**WHAT NEEDS TO BE DONE**
Lift out all lines below that contain "title".

**PROVIDED ENTRIES**
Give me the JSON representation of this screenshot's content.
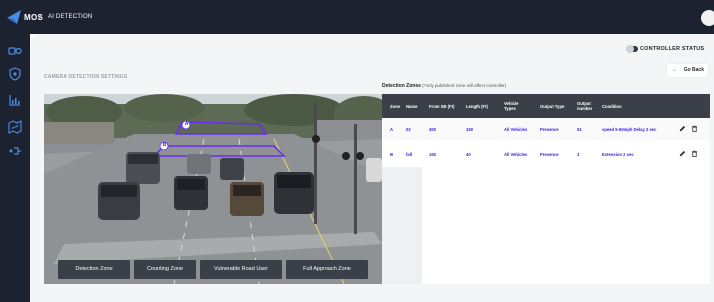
{
  "topbar": {
    "app_name": "MOS",
    "separator": "/",
    "breadcrumb": "AI DETECTION"
  },
  "sidebar": {
    "icons": [
      "camera-tracking-icon",
      "shield-icon",
      "bar-chart-icon",
      "map-route-icon",
      "signal-icon"
    ]
  },
  "header": {
    "controller_status_label": "CONTROLLER STATUS",
    "go_back_label": "Go Back"
  },
  "camera": {
    "title": "CAMERA DETECTION SETTINGS",
    "zone_markers": [
      "A",
      "B"
    ],
    "buttons": [
      "Detection Zone",
      "Counting Zone",
      "Vulnerable Road User",
      "Full Approach Zone"
    ]
  },
  "detection_zones": {
    "title": "Detection Zones",
    "note": "(*only published zone will affect controller)",
    "columns": [
      "Zone",
      "Name",
      "From SB (Ft)",
      "Length (Ft)",
      "Vehicle Types",
      "Output Type",
      "Output number",
      "Condition"
    ],
    "rows": [
      {
        "zone": "A",
        "name": "02",
        "from_sb": "300",
        "length": "150",
        "vehicle_types": "All Vehicles",
        "output_type": "Presence",
        "output_number": "51",
        "condition": "speed 5-60mph Delay 2 sec"
      },
      {
        "zone": "B",
        "name": "fall",
        "from_sb": "150",
        "length": "40",
        "vehicle_types": "All Vehicles",
        "output_type": "Presence",
        "output_number": "3",
        "condition": "Extension 2 sec"
      }
    ]
  },
  "colors": {
    "accent": "#3a22e0",
    "zone_outline": "#6a2df0",
    "dark": "#1c2230"
  }
}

**WRITTEN SOLUTION**
    "title": "CAMERA DETECTION SETTINGS",
    "title": "Detection Zones",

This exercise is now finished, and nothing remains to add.